Starting at the line that contains "Parse this screenshot: output", retype each line to the end of the listing below. Include both ends, but not the pictures.
─── Raw data ───
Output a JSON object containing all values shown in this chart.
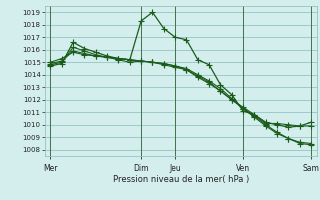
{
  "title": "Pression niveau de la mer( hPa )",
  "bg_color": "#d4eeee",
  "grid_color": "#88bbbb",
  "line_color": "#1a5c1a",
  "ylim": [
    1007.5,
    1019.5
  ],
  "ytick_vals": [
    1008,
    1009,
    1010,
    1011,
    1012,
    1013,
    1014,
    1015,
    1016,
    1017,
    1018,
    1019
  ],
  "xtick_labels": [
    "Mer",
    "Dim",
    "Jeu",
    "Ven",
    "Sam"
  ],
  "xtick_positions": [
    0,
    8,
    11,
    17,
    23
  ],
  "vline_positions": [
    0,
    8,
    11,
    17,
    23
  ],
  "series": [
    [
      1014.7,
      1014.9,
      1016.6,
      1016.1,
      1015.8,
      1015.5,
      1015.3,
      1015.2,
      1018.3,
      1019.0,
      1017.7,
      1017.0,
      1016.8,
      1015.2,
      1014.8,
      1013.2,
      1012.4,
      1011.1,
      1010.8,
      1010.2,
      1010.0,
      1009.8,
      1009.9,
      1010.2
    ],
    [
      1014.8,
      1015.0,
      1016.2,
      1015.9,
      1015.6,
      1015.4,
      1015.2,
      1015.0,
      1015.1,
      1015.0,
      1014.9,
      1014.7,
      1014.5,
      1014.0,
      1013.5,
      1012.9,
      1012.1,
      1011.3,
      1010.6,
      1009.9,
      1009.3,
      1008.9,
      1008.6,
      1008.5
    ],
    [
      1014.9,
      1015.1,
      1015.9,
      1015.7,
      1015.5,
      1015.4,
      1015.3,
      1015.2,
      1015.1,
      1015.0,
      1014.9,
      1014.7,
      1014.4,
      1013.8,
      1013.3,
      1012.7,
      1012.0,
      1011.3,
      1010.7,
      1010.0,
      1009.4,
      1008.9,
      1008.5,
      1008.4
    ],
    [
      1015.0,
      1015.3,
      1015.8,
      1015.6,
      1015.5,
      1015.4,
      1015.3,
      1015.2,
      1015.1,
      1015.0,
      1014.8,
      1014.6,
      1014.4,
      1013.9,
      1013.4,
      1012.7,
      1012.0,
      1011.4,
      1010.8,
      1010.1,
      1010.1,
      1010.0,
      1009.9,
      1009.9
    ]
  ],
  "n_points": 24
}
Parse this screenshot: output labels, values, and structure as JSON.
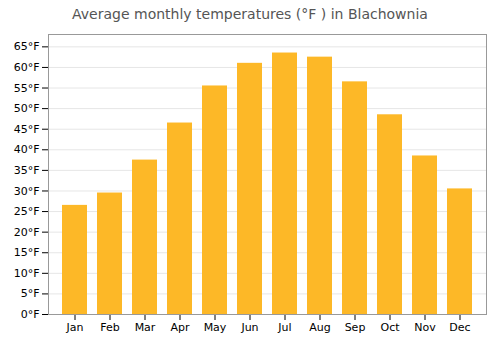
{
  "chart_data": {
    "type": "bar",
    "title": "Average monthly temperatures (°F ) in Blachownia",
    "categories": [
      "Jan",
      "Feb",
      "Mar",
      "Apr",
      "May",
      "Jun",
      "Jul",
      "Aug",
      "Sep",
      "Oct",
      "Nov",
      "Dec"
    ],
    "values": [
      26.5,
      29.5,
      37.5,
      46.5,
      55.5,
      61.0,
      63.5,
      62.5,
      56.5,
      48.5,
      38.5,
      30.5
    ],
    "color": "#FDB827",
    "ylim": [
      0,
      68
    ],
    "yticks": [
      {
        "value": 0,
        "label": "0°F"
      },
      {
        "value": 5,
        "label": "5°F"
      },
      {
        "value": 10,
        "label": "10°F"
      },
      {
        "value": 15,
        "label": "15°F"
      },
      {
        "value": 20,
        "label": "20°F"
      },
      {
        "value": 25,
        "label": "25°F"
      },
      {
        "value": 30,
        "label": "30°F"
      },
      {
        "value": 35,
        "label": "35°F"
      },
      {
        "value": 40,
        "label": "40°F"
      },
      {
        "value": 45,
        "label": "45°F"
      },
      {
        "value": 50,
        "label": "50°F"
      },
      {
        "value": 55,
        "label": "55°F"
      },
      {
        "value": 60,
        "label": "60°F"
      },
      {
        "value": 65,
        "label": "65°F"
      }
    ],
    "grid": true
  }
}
───
» Exercise answer
Parse this screenshot: output labels, values, and structure as JSON.
{
  "chart_data": {
    "type": "bar",
    "title": "Average monthly temperatures (°F ) in Blachownia",
    "categories": [
      "Jan",
      "Feb",
      "Mar",
      "Apr",
      "May",
      "Jun",
      "Jul",
      "Aug",
      "Sep",
      "Oct",
      "Nov",
      "Dec"
    ],
    "values": [
      26.5,
      29.5,
      37.5,
      46.5,
      55.5,
      61.0,
      63.5,
      62.5,
      56.5,
      48.5,
      38.5,
      30.5
    ],
    "color": "#FDB827",
    "ylim": [
      0,
      68
    ],
    "yticks": [
      {
        "value": 0,
        "label": "0°F"
      },
      {
        "value": 5,
        "label": "5°F"
      },
      {
        "value": 10,
        "label": "10°F"
      },
      {
        "value": 15,
        "label": "15°F"
      },
      {
        "value": 20,
        "label": "20°F"
      },
      {
        "value": 25,
        "label": "25°F"
      },
      {
        "value": 30,
        "label": "30°F"
      },
      {
        "value": 35,
        "label": "35°F"
      },
      {
        "value": 40,
        "label": "40°F"
      },
      {
        "value": 45,
        "label": "45°F"
      },
      {
        "value": 50,
        "label": "50°F"
      },
      {
        "value": 55,
        "label": "55°F"
      },
      {
        "value": 60,
        "label": "60°F"
      },
      {
        "value": 65,
        "label": "65°F"
      }
    ],
    "grid": true
  }
}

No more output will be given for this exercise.